§ **What to work on**
Extract every line below that contains the word "query".

Data extracted from a collection
####

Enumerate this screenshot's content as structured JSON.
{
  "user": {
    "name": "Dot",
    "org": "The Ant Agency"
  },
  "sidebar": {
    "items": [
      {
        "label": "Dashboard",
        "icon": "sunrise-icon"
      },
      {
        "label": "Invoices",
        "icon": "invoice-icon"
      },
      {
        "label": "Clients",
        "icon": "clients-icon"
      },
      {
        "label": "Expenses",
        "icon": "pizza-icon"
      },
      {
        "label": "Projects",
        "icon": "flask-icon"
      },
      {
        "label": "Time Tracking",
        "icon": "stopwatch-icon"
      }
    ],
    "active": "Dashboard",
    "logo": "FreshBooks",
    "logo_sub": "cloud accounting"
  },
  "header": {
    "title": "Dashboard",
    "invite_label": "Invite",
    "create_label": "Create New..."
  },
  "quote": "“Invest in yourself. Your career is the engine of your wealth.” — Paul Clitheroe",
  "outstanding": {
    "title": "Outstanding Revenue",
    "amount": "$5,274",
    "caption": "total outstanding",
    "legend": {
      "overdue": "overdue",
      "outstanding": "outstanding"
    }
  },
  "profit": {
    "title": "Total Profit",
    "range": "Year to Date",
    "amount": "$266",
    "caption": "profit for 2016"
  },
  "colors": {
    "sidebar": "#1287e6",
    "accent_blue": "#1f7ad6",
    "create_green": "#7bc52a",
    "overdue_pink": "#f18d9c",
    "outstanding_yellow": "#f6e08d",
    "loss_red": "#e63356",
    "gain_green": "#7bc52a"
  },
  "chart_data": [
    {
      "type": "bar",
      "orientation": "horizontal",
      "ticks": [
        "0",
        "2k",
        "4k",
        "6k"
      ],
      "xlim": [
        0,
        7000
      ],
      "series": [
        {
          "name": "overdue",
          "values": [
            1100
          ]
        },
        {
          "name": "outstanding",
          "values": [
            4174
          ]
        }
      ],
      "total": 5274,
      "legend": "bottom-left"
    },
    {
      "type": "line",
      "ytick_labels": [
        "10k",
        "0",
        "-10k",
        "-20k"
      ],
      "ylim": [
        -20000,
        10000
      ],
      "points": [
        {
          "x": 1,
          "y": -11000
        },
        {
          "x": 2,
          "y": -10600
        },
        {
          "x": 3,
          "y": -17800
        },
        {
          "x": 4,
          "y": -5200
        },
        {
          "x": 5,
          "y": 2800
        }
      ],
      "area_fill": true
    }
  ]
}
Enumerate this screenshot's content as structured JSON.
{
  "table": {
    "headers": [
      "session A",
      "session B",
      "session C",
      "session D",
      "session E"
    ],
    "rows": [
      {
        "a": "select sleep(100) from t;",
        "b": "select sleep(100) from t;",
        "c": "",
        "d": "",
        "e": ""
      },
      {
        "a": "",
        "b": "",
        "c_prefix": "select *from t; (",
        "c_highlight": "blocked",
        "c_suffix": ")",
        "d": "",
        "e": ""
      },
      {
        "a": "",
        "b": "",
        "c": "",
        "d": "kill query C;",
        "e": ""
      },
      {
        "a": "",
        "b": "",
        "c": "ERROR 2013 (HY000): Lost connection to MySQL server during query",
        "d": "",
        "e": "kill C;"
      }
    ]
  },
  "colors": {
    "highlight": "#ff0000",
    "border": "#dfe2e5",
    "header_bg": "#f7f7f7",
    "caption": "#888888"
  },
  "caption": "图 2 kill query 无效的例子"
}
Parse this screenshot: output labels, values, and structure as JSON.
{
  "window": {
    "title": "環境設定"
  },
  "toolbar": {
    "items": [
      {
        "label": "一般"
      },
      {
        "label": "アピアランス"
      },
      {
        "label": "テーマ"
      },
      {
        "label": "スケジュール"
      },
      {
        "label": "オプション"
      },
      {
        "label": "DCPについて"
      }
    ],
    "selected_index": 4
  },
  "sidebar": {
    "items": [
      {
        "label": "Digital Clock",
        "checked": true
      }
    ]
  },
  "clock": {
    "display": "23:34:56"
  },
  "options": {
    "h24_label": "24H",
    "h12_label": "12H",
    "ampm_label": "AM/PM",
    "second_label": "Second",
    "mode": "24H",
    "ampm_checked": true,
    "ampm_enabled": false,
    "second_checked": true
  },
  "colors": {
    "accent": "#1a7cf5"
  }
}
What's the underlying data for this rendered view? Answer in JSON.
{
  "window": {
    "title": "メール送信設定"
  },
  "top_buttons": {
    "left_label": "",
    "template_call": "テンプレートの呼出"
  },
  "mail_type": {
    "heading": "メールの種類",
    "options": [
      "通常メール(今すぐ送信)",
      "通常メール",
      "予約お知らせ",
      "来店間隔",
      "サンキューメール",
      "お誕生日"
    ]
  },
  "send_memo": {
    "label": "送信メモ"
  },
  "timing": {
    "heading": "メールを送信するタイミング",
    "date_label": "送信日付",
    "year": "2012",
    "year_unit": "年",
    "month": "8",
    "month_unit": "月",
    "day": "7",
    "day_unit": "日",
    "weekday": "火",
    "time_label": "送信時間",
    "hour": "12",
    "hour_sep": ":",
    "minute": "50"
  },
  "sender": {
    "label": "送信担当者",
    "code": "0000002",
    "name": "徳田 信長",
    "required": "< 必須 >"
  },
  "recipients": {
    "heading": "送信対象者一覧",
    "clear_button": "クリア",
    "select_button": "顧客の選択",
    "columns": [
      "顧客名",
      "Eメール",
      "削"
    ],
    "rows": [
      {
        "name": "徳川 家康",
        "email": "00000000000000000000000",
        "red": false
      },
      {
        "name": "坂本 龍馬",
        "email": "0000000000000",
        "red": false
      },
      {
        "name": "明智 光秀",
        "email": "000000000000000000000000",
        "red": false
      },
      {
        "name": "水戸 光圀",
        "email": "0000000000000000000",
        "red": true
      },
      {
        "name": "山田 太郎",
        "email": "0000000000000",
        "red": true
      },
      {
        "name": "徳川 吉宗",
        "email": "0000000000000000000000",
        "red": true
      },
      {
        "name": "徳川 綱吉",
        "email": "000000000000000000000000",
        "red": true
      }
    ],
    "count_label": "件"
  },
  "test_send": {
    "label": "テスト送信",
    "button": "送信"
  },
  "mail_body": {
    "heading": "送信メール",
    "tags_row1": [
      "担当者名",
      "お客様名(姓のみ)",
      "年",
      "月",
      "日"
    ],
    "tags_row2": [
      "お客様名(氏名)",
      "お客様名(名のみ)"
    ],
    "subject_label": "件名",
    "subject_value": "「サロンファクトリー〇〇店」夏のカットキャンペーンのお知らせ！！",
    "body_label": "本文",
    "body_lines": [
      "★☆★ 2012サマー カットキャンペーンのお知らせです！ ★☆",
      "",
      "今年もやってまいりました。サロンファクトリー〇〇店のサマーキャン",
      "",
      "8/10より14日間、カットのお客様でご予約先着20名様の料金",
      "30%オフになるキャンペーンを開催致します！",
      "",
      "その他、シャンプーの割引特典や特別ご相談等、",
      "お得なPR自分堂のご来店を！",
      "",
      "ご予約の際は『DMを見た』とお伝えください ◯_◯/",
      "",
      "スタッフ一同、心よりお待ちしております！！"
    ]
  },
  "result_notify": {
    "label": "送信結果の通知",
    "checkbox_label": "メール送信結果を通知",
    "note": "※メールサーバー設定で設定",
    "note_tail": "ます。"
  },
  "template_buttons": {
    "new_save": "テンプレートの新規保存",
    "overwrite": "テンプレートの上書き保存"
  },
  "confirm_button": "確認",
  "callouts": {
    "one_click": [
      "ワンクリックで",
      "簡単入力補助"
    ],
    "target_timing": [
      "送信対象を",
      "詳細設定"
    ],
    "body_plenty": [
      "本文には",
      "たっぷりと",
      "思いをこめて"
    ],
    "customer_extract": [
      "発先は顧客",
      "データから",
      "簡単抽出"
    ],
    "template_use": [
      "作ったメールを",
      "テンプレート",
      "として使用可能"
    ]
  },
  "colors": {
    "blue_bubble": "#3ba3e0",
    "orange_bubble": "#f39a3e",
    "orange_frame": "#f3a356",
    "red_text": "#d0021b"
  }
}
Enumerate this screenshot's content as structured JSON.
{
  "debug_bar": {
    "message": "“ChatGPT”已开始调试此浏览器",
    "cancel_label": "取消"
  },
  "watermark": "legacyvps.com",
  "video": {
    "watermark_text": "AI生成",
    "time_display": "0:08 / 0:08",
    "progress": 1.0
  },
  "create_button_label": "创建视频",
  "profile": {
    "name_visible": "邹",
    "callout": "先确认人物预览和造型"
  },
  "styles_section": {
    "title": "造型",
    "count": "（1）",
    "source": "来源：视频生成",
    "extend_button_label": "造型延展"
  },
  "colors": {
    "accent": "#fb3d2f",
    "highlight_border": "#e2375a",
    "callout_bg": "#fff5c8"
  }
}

####

§ **The solution**
        "d": "kill query C;",
        "c": "ERROR 2013 (HY000): Lost connection to MySQL server during query",
  "caption": "图 2 kill query 无效的例子"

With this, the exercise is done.